Goal: Give back only the lines from the one with "Read this page and output its text content." through the last line of the data, exactly as they appear.

Data rows:
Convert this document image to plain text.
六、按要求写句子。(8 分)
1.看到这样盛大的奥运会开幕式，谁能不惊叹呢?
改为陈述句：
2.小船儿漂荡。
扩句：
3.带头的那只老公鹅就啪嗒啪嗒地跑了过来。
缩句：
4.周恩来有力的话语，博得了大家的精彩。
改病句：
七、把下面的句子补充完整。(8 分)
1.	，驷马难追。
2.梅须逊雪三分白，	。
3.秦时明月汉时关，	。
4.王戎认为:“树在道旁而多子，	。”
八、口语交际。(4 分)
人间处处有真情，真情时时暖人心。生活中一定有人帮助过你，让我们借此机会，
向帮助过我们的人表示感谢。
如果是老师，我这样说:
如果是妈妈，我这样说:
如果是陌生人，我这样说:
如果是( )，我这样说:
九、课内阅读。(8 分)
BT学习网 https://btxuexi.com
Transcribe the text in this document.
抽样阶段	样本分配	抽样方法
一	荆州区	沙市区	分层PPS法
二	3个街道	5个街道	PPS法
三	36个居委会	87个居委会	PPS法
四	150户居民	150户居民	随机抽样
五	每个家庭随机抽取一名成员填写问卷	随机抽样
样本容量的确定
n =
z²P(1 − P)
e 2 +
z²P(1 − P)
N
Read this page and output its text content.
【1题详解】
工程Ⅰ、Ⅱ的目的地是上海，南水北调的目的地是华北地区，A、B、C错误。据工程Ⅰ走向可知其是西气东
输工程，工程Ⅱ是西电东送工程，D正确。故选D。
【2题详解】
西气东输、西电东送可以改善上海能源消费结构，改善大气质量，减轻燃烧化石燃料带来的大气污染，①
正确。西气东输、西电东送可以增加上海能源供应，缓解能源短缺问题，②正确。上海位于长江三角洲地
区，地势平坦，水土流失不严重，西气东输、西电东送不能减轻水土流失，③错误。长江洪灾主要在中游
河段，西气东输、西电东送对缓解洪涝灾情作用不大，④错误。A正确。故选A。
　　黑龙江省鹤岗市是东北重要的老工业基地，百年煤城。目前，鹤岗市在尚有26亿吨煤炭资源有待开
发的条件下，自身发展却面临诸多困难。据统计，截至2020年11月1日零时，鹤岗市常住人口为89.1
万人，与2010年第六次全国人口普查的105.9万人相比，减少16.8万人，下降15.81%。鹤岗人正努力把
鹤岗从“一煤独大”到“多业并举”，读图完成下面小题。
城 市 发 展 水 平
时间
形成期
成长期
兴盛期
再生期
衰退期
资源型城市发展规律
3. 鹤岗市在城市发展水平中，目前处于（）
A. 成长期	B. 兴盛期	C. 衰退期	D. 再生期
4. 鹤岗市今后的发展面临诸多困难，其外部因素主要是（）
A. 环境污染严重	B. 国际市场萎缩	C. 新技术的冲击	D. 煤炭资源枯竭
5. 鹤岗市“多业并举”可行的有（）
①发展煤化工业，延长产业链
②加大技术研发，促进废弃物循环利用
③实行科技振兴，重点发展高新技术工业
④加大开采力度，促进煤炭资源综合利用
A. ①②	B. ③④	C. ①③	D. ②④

Completed exercise:
Read this page and output its text content.
【1题详解】
工程Ⅰ、Ⅱ的目的地是上海，南水北调的目的地是华北地区，A、B、C错误。据工程Ⅰ走向可知其是西气东
输工程，工程Ⅱ是西电东送工程，D正确。故选D。
【2题详解】
西气东输、西电东送可以改善上海能源消费结构，改善大气质量，减轻燃烧化石燃料带来的大气污染，①
正确。西气东输、西电东送可以增加上海能源供应，缓解能源短缺问题，②正确。上海位于长江三角洲地
区，地势平坦，水土流失不严重，西气东输、西电东送不能减轻水土流失，③错误。长江洪灾主要在中游
河段，西气东输、西电东送对缓解洪涝灾情作用不大，④错误。A正确。故选A。
　　黑龙江省鹤岗市是东北重要的老工业基地，百年煤城。目前，鹤岗市在尚有26亿吨煤炭资源有待开
发的条件下，自身发展却面临诸多困难。据统计，截至2020年11月1日零时，鹤岗市常住人口为89.1
万人，与2010年第六次全国人口普查的105.9万人相比，减少16.8万人，下降15.81%。鹤岗人正努力把
鹤岗从“一煤独大”到“多业并举”，读图完成下面小题。
城 市 发 展 水 平
时间
形成期
成长期
兴盛期
再生期
衰退期
资源型城市发展规律
3. 鹤岗市在城市发展水平中，目前处于（）
A. 成长期	B. 兴盛期	C. 衰退期	D. 再生期
4. 鹤岗市今后的发展面临诸多困难，其外部因素主要是（）
A. 环境污染严重	B. 国际市场萎缩	C. 新技术的冲击	D. 煤炭资源枯竭
5. 鹤岗市“多业并举”可行的有（）
①发展煤化工业，延长产业链
②加大技术研发，促进废弃物循环利用
③实行科技振兴，重点发展高新技术工业
④加大开采力度，促进煤炭资源综合利用
A. ①②	B. ③④	C. ①③	D. ②④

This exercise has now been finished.